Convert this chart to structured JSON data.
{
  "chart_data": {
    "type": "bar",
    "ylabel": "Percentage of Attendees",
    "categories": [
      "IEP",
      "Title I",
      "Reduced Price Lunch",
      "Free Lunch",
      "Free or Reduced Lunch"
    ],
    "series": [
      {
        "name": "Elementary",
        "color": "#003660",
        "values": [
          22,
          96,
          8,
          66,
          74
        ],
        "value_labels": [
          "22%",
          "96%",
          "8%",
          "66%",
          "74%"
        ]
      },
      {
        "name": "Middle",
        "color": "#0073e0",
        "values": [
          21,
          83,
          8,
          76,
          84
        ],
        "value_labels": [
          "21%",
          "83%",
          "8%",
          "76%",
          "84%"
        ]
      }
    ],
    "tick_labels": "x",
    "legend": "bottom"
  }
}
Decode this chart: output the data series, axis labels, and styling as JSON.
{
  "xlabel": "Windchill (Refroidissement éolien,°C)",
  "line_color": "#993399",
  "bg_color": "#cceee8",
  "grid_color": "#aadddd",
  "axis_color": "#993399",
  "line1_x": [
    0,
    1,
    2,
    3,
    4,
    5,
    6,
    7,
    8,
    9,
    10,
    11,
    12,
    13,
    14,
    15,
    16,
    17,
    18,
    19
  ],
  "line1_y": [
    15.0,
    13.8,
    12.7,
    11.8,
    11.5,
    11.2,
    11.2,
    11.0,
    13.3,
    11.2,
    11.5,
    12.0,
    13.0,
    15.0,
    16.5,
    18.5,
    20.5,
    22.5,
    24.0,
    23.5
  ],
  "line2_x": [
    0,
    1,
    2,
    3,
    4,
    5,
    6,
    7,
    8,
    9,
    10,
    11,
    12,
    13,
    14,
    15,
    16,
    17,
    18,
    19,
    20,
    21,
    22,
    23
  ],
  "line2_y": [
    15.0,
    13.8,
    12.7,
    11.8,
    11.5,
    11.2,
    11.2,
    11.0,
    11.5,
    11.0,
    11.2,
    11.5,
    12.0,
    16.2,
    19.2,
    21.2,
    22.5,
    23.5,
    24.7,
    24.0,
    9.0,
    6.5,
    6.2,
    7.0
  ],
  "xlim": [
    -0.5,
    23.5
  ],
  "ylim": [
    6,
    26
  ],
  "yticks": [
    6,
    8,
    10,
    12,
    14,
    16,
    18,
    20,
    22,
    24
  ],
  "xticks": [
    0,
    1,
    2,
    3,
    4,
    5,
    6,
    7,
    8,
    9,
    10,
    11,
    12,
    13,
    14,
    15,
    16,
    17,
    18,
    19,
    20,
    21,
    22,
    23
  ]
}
========
→ Your goal
Each of the records should be retyped exactly.

→ Written reply
Convert this chart to structured JSON data.
{
  "chart_data": {
    "type": "bar",
    "ylabel": "Percentage of Attendees",
    "categories": [
      "IEP",
      "Title I",
      "Reduced Price Lunch",
      "Free Lunch",
      "Free or Reduced Lunch"
    ],
    "series": [
      {
        "name": "Elementary",
        "color": "#003660",
        "values": [
          22,
          96,
          8,
          66,
          74
        ],
        "value_labels": [
          "22%",
          "96%",
          "8%",
          "66%",
          "74%"
        ]
      },
      {
        "name": "Middle",
        "color": "#0073e0",
        "values": [
          21,
          83,
          8,
          76,
          84
        ],
        "value_labels": [
          "21%",
          "83%",
          "8%",
          "76%",
          "84%"
        ]
      }
    ],
    "tick_labels": "x",
    "legend": "bottom"
  }
}
Decode this chart: output the data series, axis labels, and styling as JSON.
{
  "xlabel": "Windchill (Refroidissement éolien,°C)",
  "line_color": "#993399",
  "bg_color": "#cceee8",
  "grid_color": "#aadddd",
  "axis_color": "#993399",
  "line1_x": [
    0,
    1,
    2,
    3,
    4,
    5,
    6,
    7,
    8,
    9,
    10,
    11,
    12,
    13,
    14,
    15,
    16,
    17,
    18,
    19
  ],
  "line1_y": [
    15.0,
    13.8,
    12.7,
    11.8,
    11.5,
    11.2,
    11.2,
    11.0,
    13.3,
    11.2,
    11.5,
    12.0,
    13.0,
    15.0,
    16.5,
    18.5,
    20.5,
    22.5,
    24.0,
    23.5
  ],
  "line2_x": [
    0,
    1,
    2,
    3,
    4,
    5,
    6,
    7,
    8,
    9,
    10,
    11,
    12,
    13,
    14,
    15,
    16,
    17,
    18,
    19,
    20,
    21,
    22,
    23
  ],
  "line2_y": [
    15.0,
    13.8,
    12.7,
    11.8,
    11.5,
    11.2,
    11.2,
    11.0,
    11.5,
    11.0,
    11.2,
    11.5,
    12.0,
    16.2,
    19.2,
    21.2,
    22.5,
    23.5,
    24.7,
    24.0,
    9.0,
    6.5,
    6.2,
    7.0
  ],
  "xlim": [
    -0.5,
    23.5
  ],
  "ylim": [
    6,
    26
  ],
  "yticks": [
    6,
    8,
    10,
    12,
    14,
    16,
    18,
    20,
    22,
    24
  ],
  "xticks": [
    0,
    1,
    2,
    3,
    4,
    5,
    6,
    7,
    8,
    9,
    10,
    11,
    12,
    13,
    14,
    15,
    16,
    17,
    18,
    19,
    20,
    21,
    22,
    23
  ]
}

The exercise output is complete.